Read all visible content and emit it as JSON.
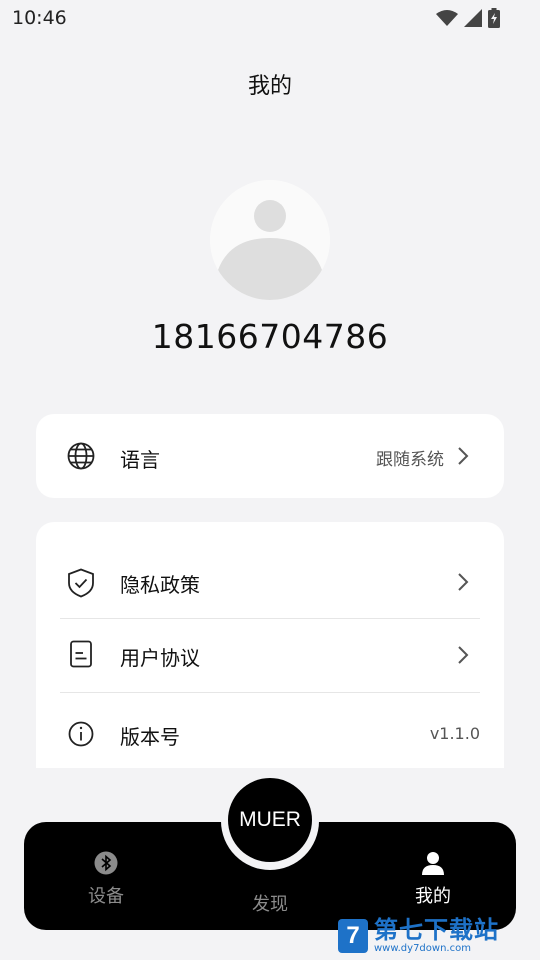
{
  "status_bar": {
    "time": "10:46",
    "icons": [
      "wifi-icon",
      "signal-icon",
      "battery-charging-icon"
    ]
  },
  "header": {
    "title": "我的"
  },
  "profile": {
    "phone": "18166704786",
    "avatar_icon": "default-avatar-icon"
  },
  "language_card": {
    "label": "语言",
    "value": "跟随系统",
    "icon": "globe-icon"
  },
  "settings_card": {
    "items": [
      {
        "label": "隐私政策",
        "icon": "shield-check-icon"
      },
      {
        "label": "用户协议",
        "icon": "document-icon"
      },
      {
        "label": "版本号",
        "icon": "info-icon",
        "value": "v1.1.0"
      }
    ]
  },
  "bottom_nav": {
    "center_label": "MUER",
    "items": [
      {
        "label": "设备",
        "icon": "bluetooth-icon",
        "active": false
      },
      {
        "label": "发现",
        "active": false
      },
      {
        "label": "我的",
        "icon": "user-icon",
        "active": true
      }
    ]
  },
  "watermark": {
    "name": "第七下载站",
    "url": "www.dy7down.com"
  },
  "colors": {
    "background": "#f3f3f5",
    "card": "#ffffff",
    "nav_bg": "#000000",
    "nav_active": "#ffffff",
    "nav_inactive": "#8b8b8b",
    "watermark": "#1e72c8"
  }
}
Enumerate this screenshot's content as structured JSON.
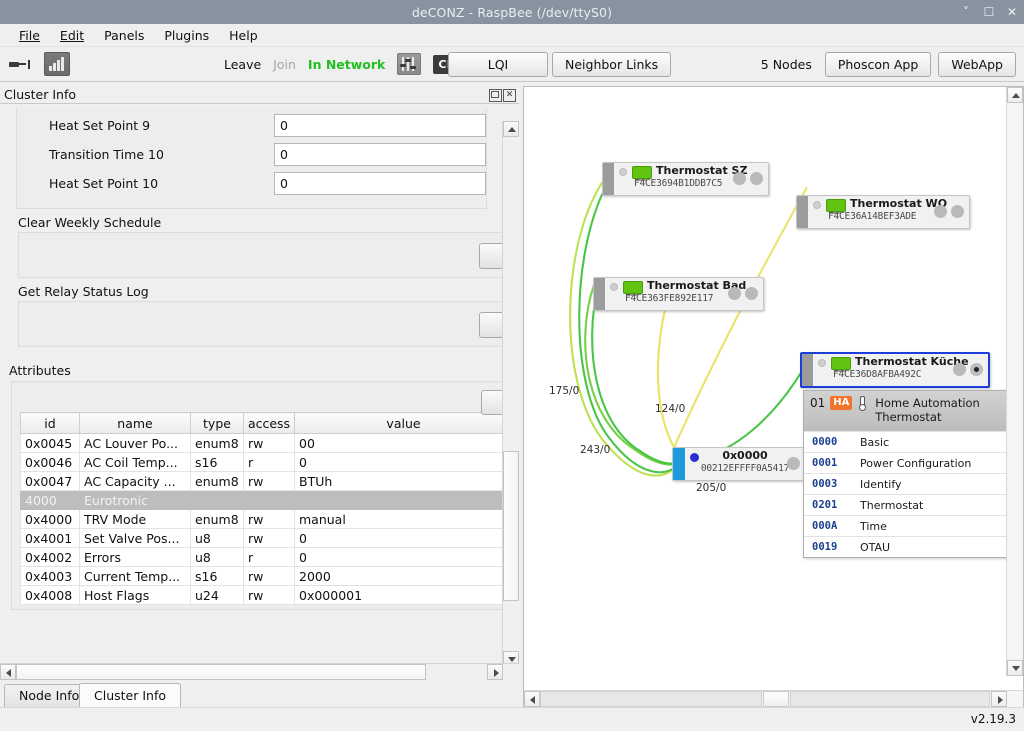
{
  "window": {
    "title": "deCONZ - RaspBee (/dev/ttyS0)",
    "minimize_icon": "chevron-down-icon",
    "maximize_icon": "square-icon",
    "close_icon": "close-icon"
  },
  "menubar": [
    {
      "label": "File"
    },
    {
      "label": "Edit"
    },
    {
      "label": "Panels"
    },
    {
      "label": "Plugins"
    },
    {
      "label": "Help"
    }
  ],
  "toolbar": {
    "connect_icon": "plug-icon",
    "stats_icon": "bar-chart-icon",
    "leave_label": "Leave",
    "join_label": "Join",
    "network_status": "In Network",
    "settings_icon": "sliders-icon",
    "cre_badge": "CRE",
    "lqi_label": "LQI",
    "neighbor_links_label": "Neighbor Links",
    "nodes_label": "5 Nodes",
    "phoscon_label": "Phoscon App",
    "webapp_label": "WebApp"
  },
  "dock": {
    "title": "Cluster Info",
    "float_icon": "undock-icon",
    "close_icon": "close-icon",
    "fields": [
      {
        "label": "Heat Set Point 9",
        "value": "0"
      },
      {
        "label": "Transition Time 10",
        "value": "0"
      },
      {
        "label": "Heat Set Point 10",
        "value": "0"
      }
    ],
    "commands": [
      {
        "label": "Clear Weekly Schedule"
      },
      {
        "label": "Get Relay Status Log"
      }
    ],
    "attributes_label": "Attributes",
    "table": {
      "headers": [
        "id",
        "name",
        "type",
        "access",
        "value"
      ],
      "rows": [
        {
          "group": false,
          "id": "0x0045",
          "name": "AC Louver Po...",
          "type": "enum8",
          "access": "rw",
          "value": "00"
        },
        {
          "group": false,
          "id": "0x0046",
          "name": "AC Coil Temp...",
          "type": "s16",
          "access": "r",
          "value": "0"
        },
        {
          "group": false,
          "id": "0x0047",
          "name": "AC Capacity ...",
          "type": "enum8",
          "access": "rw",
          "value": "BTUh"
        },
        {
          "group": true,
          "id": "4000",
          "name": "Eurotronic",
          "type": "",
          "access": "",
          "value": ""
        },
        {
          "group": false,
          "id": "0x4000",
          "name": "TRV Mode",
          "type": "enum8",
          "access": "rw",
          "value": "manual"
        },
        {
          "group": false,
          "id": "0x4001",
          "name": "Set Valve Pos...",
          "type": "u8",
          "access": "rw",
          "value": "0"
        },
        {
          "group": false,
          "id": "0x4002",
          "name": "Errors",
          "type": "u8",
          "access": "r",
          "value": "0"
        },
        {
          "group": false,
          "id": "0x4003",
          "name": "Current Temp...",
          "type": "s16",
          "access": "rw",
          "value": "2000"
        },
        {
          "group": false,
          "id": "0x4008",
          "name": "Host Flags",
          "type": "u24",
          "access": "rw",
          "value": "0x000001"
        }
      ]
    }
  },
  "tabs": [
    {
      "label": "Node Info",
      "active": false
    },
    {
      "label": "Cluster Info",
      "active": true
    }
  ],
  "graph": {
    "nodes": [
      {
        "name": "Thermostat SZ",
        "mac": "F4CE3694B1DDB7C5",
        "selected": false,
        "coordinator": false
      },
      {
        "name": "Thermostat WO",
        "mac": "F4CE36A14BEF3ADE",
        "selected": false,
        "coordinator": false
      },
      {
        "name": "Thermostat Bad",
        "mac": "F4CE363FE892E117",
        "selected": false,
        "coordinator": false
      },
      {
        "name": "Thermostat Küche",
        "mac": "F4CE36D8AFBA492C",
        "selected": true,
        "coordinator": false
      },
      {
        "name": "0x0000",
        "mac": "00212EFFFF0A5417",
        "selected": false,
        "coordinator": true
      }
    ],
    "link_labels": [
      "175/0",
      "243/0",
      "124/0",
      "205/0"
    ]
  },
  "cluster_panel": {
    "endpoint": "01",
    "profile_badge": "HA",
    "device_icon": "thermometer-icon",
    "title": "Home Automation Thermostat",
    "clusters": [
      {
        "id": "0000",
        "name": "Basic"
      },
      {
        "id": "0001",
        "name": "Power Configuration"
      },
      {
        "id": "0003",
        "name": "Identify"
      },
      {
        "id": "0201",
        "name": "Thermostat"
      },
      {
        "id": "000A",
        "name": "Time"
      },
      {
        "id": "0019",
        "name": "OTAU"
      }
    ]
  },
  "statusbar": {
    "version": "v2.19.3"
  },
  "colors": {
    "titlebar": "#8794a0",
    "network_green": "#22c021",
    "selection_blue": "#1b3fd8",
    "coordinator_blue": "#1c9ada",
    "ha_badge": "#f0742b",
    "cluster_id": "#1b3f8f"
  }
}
....
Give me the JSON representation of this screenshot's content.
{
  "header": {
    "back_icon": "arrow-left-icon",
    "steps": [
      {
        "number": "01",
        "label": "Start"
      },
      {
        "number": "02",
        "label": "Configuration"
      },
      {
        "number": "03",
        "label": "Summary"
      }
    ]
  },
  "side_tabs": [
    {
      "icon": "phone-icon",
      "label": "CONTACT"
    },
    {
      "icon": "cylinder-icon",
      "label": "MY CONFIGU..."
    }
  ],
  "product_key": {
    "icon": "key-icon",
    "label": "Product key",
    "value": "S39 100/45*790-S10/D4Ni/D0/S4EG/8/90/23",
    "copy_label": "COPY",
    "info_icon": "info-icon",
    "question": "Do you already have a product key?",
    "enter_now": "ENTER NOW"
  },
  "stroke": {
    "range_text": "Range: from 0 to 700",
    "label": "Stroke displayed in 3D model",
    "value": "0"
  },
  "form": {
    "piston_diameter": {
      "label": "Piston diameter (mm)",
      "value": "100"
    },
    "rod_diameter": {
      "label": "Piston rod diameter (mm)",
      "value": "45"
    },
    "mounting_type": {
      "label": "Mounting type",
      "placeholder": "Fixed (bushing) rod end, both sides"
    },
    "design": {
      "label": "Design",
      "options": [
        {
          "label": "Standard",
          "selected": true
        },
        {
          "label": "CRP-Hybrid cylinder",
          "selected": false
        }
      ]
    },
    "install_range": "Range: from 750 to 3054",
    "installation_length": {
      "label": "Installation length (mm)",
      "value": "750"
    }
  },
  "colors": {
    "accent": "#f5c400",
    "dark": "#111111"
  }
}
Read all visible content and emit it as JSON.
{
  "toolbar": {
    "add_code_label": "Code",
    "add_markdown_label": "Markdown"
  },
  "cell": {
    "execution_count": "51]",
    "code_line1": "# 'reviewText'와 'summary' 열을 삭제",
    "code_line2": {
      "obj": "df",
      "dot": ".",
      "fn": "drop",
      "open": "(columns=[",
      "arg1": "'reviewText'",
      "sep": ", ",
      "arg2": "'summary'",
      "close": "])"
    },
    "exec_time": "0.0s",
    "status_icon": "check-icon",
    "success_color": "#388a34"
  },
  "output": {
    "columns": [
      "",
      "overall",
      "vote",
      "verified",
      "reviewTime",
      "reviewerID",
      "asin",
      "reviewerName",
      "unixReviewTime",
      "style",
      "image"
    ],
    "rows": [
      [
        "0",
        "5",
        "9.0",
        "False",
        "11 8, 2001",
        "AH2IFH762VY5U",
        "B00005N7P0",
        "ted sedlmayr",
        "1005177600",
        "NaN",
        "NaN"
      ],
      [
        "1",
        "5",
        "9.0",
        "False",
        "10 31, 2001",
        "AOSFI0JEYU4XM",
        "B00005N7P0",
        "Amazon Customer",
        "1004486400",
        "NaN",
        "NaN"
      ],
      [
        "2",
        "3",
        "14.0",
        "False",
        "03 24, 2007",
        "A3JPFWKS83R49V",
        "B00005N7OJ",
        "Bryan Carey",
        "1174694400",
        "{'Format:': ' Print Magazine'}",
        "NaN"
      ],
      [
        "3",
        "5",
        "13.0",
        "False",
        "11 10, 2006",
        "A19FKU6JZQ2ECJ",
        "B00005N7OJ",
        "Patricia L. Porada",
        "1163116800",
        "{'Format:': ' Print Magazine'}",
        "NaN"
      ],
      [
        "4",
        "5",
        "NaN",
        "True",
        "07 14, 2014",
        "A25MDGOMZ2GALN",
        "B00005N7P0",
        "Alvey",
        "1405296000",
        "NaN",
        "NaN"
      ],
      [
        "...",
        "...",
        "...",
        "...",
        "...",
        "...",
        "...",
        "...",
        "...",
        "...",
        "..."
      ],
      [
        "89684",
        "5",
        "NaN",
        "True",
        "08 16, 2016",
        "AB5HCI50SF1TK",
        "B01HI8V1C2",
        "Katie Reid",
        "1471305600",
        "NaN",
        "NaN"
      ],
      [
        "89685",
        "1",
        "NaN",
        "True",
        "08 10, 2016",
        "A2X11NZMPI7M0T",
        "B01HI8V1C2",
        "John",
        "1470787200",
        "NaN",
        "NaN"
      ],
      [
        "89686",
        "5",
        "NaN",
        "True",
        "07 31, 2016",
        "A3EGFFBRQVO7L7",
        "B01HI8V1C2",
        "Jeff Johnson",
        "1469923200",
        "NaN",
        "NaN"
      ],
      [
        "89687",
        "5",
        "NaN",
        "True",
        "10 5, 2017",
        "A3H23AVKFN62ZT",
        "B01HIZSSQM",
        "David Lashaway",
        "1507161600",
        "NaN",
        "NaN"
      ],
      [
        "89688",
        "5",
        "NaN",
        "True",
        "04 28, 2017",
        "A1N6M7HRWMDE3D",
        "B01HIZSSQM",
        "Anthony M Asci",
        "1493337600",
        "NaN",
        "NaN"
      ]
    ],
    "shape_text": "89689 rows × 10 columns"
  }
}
....
Exercise:
Your answer should be a single number: the count of lines in the entries that contain the word "rows".

Task answer:
3